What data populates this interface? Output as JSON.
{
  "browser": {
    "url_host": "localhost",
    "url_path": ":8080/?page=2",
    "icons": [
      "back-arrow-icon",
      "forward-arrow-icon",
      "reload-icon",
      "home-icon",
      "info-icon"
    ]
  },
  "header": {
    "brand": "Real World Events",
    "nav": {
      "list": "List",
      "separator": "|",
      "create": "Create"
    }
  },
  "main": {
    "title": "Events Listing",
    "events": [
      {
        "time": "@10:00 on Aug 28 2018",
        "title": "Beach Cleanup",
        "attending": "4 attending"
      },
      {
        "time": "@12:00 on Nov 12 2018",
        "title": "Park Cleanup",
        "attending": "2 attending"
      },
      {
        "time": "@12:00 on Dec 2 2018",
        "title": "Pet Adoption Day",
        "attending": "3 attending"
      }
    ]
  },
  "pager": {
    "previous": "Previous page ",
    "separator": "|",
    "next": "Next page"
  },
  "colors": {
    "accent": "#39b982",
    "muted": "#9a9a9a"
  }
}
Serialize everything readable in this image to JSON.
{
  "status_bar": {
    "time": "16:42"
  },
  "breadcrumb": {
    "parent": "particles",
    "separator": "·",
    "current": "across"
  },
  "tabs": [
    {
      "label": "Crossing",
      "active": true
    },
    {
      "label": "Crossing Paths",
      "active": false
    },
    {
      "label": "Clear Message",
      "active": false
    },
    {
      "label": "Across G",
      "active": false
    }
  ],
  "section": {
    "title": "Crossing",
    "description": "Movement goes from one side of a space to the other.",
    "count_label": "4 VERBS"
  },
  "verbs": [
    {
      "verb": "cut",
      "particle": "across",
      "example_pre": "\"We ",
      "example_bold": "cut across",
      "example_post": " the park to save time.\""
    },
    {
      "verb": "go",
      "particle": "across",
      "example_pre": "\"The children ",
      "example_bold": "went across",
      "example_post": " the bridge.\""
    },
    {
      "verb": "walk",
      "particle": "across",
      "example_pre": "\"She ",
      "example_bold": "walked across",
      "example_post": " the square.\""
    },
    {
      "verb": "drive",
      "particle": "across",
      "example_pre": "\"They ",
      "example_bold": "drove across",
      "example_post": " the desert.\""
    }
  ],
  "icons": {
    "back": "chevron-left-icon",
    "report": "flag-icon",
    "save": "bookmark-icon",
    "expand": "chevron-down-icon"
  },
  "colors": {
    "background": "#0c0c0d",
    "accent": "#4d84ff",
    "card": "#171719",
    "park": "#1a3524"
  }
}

++++

**Exercise prompt:**
Repeat the data precisely, line by line.

**Expected output:**
What data populates this interface? Output as JSON.
{
  "browser": {
    "url_host": "localhost",
    "url_path": ":8080/?page=2",
    "icons": [
      "back-arrow-icon",
      "forward-arrow-icon",
      "reload-icon",
      "home-icon",
      "info-icon"
    ]
  },
  "header": {
    "brand": "Real World Events",
    "nav": {
      "list": "List",
      "separator": "|",
      "create": "Create"
    }
  },
  "main": {
    "title": "Events Listing",
    "events": [
      {
        "time": "@10:00 on Aug 28 2018",
        "title": "Beach Cleanup",
        "attending": "4 attending"
      },
      {
        "time": "@12:00 on Nov 12 2018",
        "title": "Park Cleanup",
        "attending": "2 attending"
      },
      {
        "time": "@12:00 on Dec 2 2018",
        "title": "Pet Adoption Day",
        "attending": "3 attending"
      }
    ]
  },
  "pager": {
    "previous": "Previous page ",
    "separator": "|",
    "next": "Next page"
  },
  "colors": {
    "accent": "#39b982",
    "muted": "#9a9a9a"
  }
}
Serialize everything readable in this image to JSON.
{
  "status_bar": {
    "time": "16:42"
  },
  "breadcrumb": {
    "parent": "particles",
    "separator": "·",
    "current": "across"
  },
  "tabs": [
    {
      "label": "Crossing",
      "active": true
    },
    {
      "label": "Crossing Paths",
      "active": false
    },
    {
      "label": "Clear Message",
      "active": false
    },
    {
      "label": "Across G",
      "active": false
    }
  ],
  "section": {
    "title": "Crossing",
    "description": "Movement goes from one side of a space to the other.",
    "count_label": "4 VERBS"
  },
  "verbs": [
    {
      "verb": "cut",
      "particle": "across",
      "example_pre": "\"We ",
      "example_bold": "cut across",
      "example_post": " the park to save time.\""
    },
    {
      "verb": "go",
      "particle": "across",
      "example_pre": "\"The children ",
      "example_bold": "went across",
      "example_post": " the bridge.\""
    },
    {
      "verb": "walk",
      "particle": "across",
      "example_pre": "\"She ",
      "example_bold": "walked across",
      "example_post": " the square.\""
    },
    {
      "verb": "drive",
      "particle": "across",
      "example_pre": "\"They ",
      "example_bold": "drove across",
      "example_post": " the desert.\""
    }
  ],
  "icons": {
    "back": "chevron-left-icon",
    "report": "flag-icon",
    "save": "bookmark-icon",
    "expand": "chevron-down-icon"
  },
  "colors": {
    "background": "#0c0c0d",
    "accent": "#4d84ff",
    "card": "#171719",
    "park": "#1a3524"
  }
}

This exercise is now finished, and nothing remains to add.